▼▼▼
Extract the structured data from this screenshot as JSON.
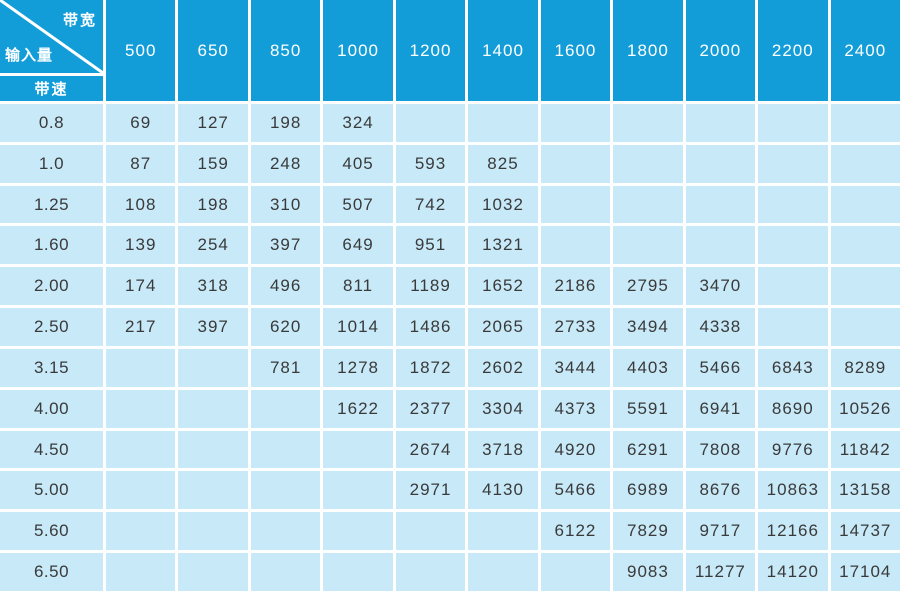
{
  "colors": {
    "header_bg": "#129DD9",
    "cell_bg": "#C7E9F8",
    "grid": "#FFFFFF",
    "text_dark": "#3A3A3A",
    "text_light": "#FFFFFF"
  },
  "chart_data": {
    "type": "table",
    "corner": {
      "top_right_label": "带宽",
      "bottom_left_label": "输入量",
      "sub_label": "带速"
    },
    "columns": [
      "500",
      "650",
      "850",
      "1000",
      "1200",
      "1400",
      "1600",
      "1800",
      "2000",
      "2200",
      "2400"
    ],
    "rows": [
      {
        "speed": "0.8",
        "values": [
          69,
          127,
          198,
          324,
          null,
          null,
          null,
          null,
          null,
          null,
          null
        ]
      },
      {
        "speed": "1.0",
        "values": [
          87,
          159,
          248,
          405,
          593,
          825,
          null,
          null,
          null,
          null,
          null
        ]
      },
      {
        "speed": "1.25",
        "values": [
          108,
          198,
          310,
          507,
          742,
          1032,
          null,
          null,
          null,
          null,
          null
        ]
      },
      {
        "speed": "1.60",
        "values": [
          139,
          254,
          397,
          649,
          951,
          1321,
          null,
          null,
          null,
          null,
          null
        ]
      },
      {
        "speed": "2.00",
        "values": [
          174,
          318,
          496,
          811,
          1189,
          1652,
          2186,
          2795,
          3470,
          null,
          null
        ]
      },
      {
        "speed": "2.50",
        "values": [
          217,
          397,
          620,
          1014,
          1486,
          2065,
          2733,
          3494,
          4338,
          null,
          null
        ]
      },
      {
        "speed": "3.15",
        "values": [
          null,
          null,
          781,
          1278,
          1872,
          2602,
          3444,
          4403,
          5466,
          6843,
          8289
        ]
      },
      {
        "speed": "4.00",
        "values": [
          null,
          null,
          null,
          1622,
          2377,
          3304,
          4373,
          5591,
          6941,
          8690,
          10526
        ]
      },
      {
        "speed": "4.50",
        "values": [
          null,
          null,
          null,
          null,
          2674,
          3718,
          4920,
          6291,
          7808,
          9776,
          11842
        ]
      },
      {
        "speed": "5.00",
        "values": [
          null,
          null,
          null,
          null,
          2971,
          4130,
          5466,
          6989,
          8676,
          10863,
          13158
        ]
      },
      {
        "speed": "5.60",
        "values": [
          null,
          null,
          null,
          null,
          null,
          null,
          6122,
          7829,
          9717,
          12166,
          14737
        ]
      },
      {
        "speed": "6.50",
        "values": [
          null,
          null,
          null,
          null,
          null,
          null,
          null,
          9083,
          11277,
          14120,
          17104
        ]
      }
    ]
  }
}
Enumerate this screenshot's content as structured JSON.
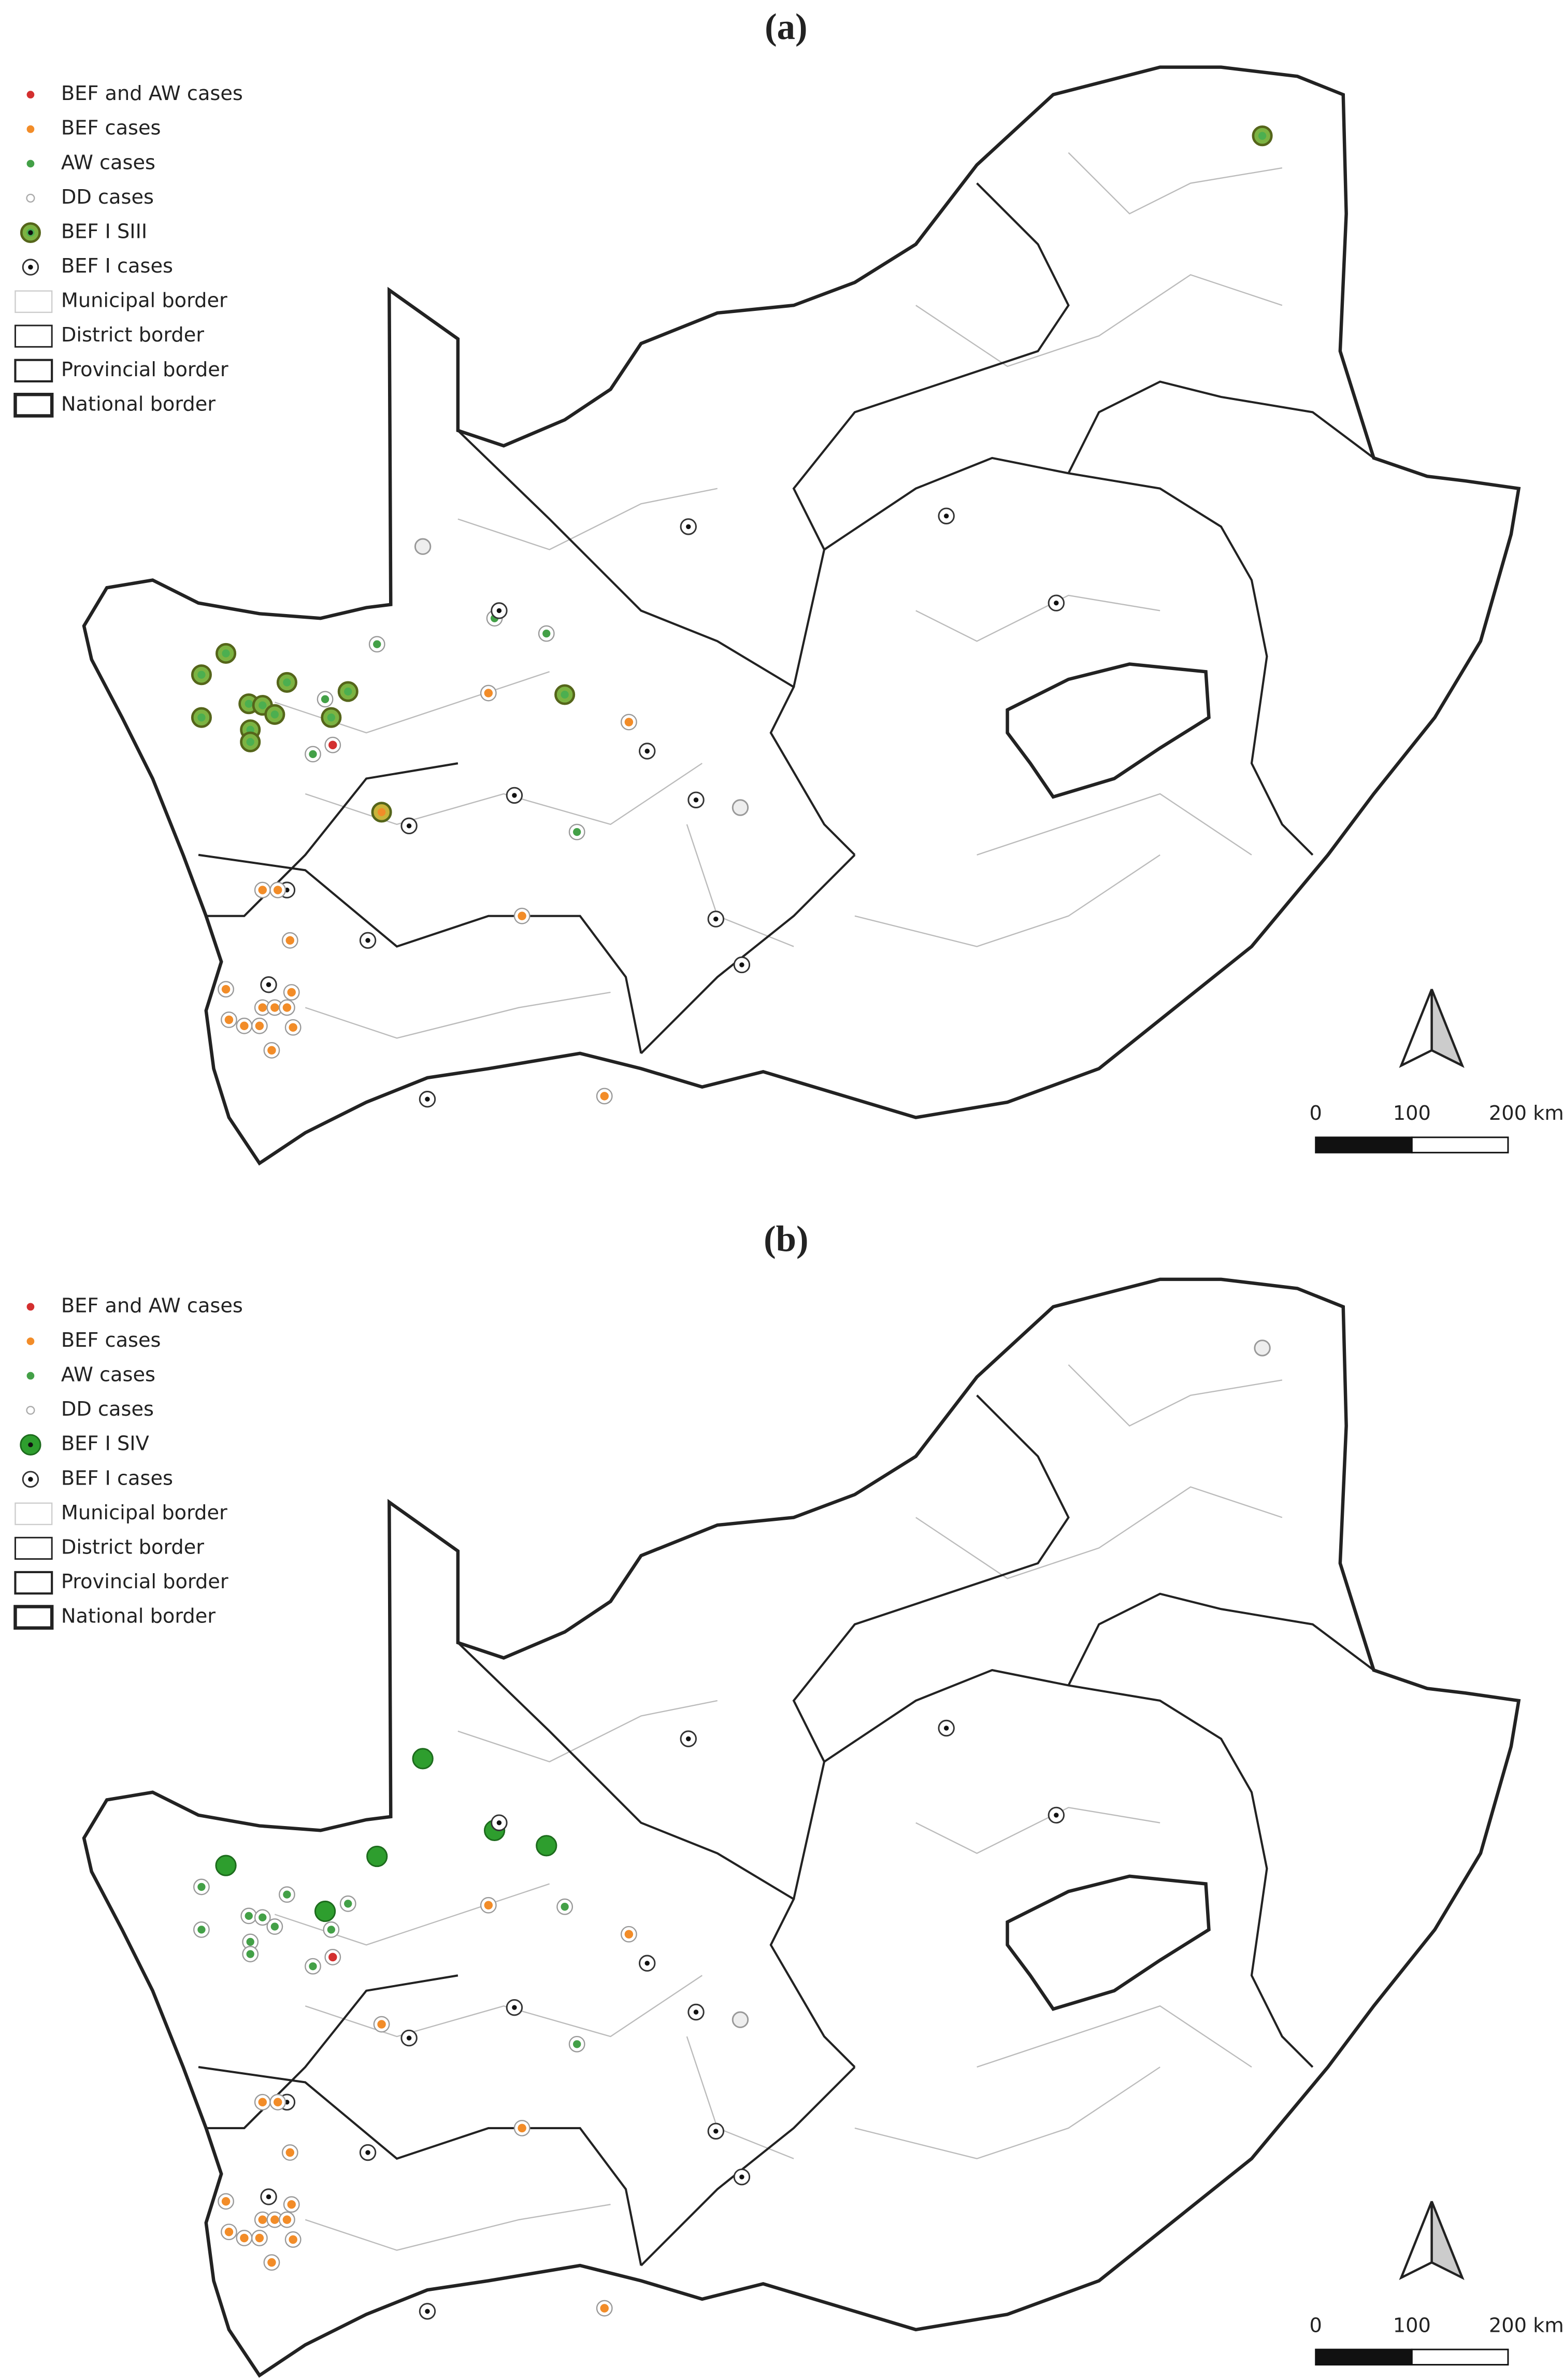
{
  "panels": [
    {
      "label": "(a)",
      "legend": [
        "BEF and AW cases",
        "BEF cases",
        "AW cases",
        "DD cases",
        "BEF I SIII",
        "BEF I cases",
        "Municipal border",
        "District border",
        "Provincial border",
        "National border"
      ],
      "scale": [
        "0",
        "100",
        "200 km"
      ]
    },
    {
      "label": "(b)",
      "legend": [
        "BEF and AW cases",
        "BEF cases",
        "AW cases",
        "DD cases",
        "BEF I SIV",
        "BEF I cases",
        "Municipal border",
        "District border",
        "Provincial border",
        "National border"
      ],
      "scale": [
        "0",
        "100",
        "200 km"
      ]
    }
  ]
}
▲▲▲
## WHAT YOU SHOULD DO
Without the pictures, return the entries exactly as they appear.

## EXERCISE OUTPUT
Extract the structured data from this screenshot as JSON.
{
  "colors": {
    "header_bg": "#129DD9",
    "cell_bg": "#C7E9F8",
    "grid": "#FFFFFF",
    "text_dark": "#3A3A3A",
    "text_light": "#FFFFFF"
  },
  "chart_data": {
    "type": "table",
    "corner": {
      "top_right_label": "带宽",
      "bottom_left_label": "输入量",
      "sub_label": "带速"
    },
    "columns": [
      "500",
      "650",
      "850",
      "1000",
      "1200",
      "1400",
      "1600",
      "1800",
      "2000",
      "2200",
      "2400"
    ],
    "rows": [
      {
        "speed": "0.8",
        "values": [
          69,
          127,
          198,
          324,
          null,
          null,
          null,
          null,
          null,
          null,
          null
        ]
      },
      {
        "speed": "1.0",
        "values": [
          87,
          159,
          248,
          405,
          593,
          825,
          null,
          null,
          null,
          null,
          null
        ]
      },
      {
        "speed": "1.25",
        "values": [
          108,
          198,
          310,
          507,
          742,
          1032,
          null,
          null,
          null,
          null,
          null
        ]
      },
      {
        "speed": "1.60",
        "values": [
          139,
          254,
          397,
          649,
          951,
          1321,
          null,
          null,
          null,
          null,
          null
        ]
      },
      {
        "speed": "2.00",
        "values": [
          174,
          318,
          496,
          811,
          1189,
          1652,
          2186,
          2795,
          3470,
          null,
          null
        ]
      },
      {
        "speed": "2.50",
        "values": [
          217,
          397,
          620,
          1014,
          1486,
          2065,
          2733,
          3494,
          4338,
          null,
          null
        ]
      },
      {
        "speed": "3.15",
        "values": [
          null,
          null,
          781,
          1278,
          1872,
          2602,
          3444,
          4403,
          5466,
          6843,
          8289
        ]
      },
      {
        "speed": "4.00",
        "values": [
          null,
          null,
          null,
          1622,
          2377,
          3304,
          4373,
          5591,
          6941,
          8690,
          10526
        ]
      },
      {
        "speed": "4.50",
        "values": [
          null,
          null,
          null,
          null,
          2674,
          3718,
          4920,
          6291,
          7808,
          9776,
          11842
        ]
      },
      {
        "speed": "5.00",
        "values": [
          null,
          null,
          null,
          null,
          2971,
          4130,
          5466,
          6989,
          8676,
          10863,
          13158
        ]
      },
      {
        "speed": "5.60",
        "values": [
          null,
          null,
          null,
          null,
          null,
          null,
          6122,
          7829,
          9717,
          12166,
          14737
        ]
      },
      {
        "speed": "6.50",
        "values": [
          null,
          null,
          null,
          null,
          null,
          null,
          null,
          9083,
          11277,
          14120,
          17104
        ]
      }
    ]
  }
}
Enumerate this screenshot's content as structured JSON.
{
  "panels": [
    {
      "label": "(a)",
      "legend": [
        "BEF and AW cases",
        "BEF cases",
        "AW cases",
        "DD cases",
        "BEF I SIII",
        "BEF I cases",
        "Municipal border",
        "District border",
        "Provincial border",
        "National border"
      ],
      "scale": [
        "0",
        "100",
        "200 km"
      ]
    },
    {
      "label": "(b)",
      "legend": [
        "BEF and AW cases",
        "BEF cases",
        "AW cases",
        "DD cases",
        "BEF I SIV",
        "BEF I cases",
        "Municipal border",
        "District border",
        "Provincial border",
        "National border"
      ],
      "scale": [
        "0",
        "100",
        "200 km"
      ]
    }
  ]
}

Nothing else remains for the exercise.